**INPUT RECORDS:**
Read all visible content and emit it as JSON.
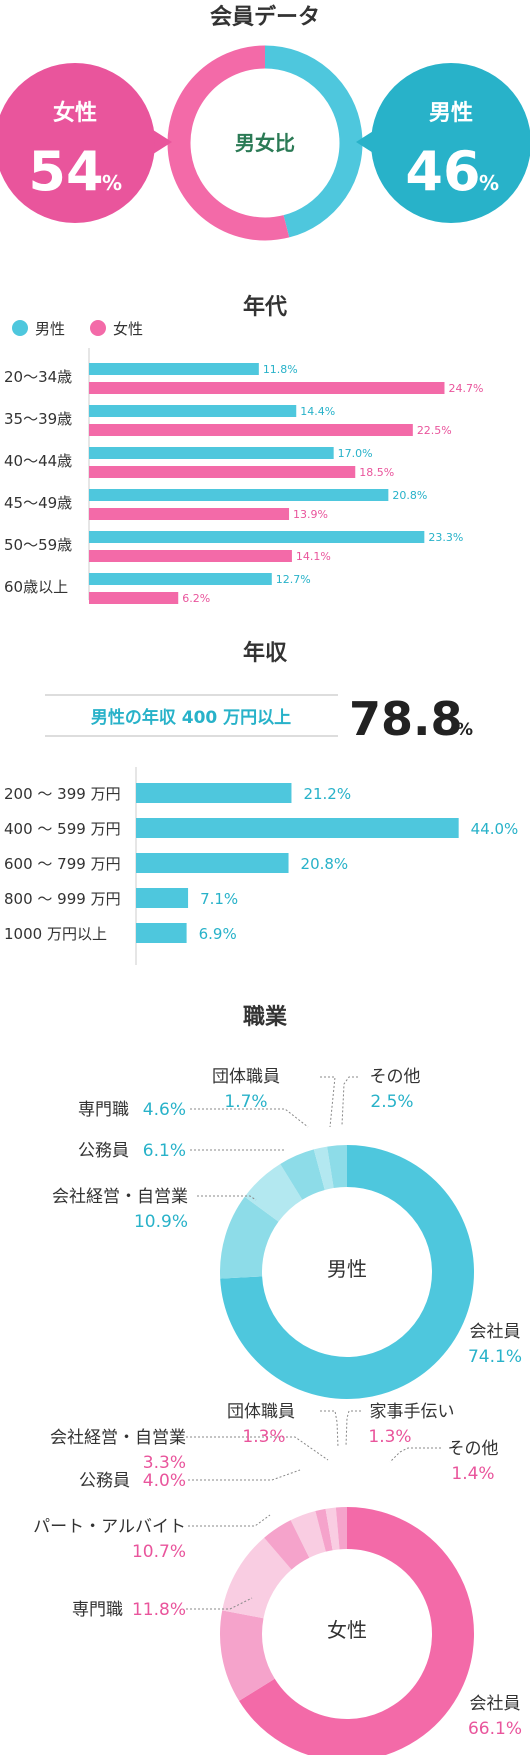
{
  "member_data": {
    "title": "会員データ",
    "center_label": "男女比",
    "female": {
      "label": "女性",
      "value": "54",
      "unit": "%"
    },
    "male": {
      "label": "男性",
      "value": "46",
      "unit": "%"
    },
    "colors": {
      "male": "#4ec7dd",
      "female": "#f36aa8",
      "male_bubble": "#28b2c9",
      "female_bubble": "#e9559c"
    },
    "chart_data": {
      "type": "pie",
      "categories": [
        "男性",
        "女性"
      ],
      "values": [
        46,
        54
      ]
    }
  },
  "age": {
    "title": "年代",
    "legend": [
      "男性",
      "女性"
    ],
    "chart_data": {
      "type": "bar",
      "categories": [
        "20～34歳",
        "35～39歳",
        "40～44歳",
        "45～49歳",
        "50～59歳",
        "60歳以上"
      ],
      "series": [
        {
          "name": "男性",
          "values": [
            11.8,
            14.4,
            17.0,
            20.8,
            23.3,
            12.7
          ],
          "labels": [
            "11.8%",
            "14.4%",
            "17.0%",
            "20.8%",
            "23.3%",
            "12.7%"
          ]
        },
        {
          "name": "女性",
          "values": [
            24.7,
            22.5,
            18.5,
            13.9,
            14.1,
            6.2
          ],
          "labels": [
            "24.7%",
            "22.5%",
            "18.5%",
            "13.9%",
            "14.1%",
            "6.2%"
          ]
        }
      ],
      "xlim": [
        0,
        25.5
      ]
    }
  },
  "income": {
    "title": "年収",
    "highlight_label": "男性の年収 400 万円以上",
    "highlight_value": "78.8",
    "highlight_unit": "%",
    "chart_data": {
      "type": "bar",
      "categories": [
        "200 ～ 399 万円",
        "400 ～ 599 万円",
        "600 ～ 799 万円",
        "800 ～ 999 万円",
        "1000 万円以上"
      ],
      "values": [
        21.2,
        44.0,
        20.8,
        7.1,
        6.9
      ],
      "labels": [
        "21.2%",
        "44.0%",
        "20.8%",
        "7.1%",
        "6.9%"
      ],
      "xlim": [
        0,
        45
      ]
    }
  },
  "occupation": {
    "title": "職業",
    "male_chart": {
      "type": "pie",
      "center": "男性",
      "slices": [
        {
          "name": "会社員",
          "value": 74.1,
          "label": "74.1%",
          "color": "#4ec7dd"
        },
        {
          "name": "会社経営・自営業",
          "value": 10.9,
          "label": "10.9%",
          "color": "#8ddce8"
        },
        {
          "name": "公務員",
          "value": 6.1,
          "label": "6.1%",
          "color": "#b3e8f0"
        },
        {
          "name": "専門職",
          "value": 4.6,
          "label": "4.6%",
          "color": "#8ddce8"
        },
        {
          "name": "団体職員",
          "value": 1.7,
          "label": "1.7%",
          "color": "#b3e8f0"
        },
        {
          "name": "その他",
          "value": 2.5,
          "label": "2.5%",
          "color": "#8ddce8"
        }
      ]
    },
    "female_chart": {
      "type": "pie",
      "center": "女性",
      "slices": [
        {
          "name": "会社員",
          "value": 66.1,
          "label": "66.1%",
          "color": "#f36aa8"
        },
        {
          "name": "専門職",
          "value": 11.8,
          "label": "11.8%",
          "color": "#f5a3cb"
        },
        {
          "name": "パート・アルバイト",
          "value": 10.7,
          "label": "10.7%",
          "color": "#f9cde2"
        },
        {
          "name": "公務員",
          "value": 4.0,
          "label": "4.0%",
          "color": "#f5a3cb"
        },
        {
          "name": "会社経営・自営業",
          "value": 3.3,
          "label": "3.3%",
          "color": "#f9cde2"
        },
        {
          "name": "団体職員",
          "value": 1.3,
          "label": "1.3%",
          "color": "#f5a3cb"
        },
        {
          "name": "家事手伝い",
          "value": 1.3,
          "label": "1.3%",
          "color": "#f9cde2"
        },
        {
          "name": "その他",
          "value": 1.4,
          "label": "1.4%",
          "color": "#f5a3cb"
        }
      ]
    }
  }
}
...
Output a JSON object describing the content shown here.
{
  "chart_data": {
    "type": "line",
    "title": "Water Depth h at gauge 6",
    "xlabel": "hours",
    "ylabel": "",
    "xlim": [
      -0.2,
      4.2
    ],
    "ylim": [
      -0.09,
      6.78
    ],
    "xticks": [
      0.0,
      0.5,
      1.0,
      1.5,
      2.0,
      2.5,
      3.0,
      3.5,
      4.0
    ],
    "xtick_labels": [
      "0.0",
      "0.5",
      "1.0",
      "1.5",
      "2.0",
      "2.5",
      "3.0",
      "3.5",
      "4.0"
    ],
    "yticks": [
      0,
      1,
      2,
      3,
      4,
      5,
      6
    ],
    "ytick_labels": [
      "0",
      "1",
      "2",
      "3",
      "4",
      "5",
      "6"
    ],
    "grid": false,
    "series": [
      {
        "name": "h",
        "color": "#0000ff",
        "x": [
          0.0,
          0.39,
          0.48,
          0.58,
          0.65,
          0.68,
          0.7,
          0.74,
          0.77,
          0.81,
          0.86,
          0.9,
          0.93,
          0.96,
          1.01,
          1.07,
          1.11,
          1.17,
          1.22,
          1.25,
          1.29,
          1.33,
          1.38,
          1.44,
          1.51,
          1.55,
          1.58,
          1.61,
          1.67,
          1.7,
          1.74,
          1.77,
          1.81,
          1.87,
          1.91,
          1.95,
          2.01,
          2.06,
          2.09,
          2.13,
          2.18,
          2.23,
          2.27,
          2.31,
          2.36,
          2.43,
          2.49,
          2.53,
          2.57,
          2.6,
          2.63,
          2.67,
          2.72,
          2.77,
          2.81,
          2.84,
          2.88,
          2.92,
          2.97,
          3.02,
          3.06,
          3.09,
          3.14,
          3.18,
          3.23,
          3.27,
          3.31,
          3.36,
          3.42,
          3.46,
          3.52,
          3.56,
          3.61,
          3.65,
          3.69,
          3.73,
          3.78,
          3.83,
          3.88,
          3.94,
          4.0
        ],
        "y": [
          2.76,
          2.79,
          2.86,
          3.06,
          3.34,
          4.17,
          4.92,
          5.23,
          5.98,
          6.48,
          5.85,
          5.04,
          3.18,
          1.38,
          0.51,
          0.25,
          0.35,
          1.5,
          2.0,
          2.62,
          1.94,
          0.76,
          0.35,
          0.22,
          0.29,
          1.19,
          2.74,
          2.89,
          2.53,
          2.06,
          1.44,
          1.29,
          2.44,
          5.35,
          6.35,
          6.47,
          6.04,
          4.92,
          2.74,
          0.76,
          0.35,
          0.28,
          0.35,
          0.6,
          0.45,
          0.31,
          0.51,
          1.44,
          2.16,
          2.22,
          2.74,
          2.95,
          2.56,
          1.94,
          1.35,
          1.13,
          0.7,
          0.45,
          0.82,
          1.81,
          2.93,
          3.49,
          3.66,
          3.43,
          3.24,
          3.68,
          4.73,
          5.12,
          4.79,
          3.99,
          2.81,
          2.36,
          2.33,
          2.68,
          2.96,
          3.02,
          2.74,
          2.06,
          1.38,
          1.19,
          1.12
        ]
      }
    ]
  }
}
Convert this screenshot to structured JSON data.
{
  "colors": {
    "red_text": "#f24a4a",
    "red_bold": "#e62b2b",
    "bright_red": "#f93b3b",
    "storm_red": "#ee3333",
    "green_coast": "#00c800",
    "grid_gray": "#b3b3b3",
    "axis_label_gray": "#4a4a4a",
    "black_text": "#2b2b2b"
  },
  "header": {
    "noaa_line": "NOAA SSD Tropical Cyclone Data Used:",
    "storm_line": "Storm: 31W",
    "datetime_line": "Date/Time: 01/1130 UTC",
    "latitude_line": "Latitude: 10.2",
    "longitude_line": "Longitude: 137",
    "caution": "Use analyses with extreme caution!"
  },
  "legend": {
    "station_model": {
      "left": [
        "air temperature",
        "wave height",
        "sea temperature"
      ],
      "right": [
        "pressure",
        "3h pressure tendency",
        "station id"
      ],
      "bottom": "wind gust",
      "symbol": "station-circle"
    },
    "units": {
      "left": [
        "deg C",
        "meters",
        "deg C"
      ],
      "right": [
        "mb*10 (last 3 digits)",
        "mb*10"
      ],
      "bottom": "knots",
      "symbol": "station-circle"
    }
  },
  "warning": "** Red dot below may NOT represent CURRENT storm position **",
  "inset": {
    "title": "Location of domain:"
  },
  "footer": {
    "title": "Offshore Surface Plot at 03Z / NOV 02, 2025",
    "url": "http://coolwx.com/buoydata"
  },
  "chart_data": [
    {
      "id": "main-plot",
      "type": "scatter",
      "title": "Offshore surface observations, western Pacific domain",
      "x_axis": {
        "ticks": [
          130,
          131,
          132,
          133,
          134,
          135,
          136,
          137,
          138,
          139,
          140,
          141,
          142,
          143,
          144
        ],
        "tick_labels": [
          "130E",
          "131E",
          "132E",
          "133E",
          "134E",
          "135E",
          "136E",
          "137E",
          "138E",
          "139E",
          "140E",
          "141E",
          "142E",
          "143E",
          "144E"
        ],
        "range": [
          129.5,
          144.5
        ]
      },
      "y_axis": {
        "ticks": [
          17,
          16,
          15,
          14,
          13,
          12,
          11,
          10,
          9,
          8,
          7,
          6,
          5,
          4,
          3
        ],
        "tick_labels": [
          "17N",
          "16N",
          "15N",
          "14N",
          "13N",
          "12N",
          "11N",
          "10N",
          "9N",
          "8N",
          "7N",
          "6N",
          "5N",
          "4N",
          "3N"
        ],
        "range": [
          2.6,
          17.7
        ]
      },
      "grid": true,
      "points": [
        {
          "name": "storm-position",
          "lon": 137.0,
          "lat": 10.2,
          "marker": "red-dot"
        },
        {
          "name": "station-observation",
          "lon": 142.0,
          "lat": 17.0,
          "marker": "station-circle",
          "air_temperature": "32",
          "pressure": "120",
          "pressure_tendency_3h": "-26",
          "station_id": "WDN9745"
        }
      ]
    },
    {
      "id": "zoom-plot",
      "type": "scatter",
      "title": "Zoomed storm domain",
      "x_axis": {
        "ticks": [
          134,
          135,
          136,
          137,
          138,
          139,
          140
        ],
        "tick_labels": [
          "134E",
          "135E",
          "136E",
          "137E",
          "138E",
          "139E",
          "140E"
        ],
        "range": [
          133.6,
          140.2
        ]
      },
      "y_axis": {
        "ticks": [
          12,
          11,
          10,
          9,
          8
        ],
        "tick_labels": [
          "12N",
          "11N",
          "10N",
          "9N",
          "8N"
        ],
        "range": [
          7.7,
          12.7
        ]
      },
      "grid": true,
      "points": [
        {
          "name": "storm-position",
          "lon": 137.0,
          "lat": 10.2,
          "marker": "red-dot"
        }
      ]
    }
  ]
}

**TASK INSTRUCTIONS:** Output a single number: how many lines contain the word "万円以上".

**EXERCISE ANSWER:** 2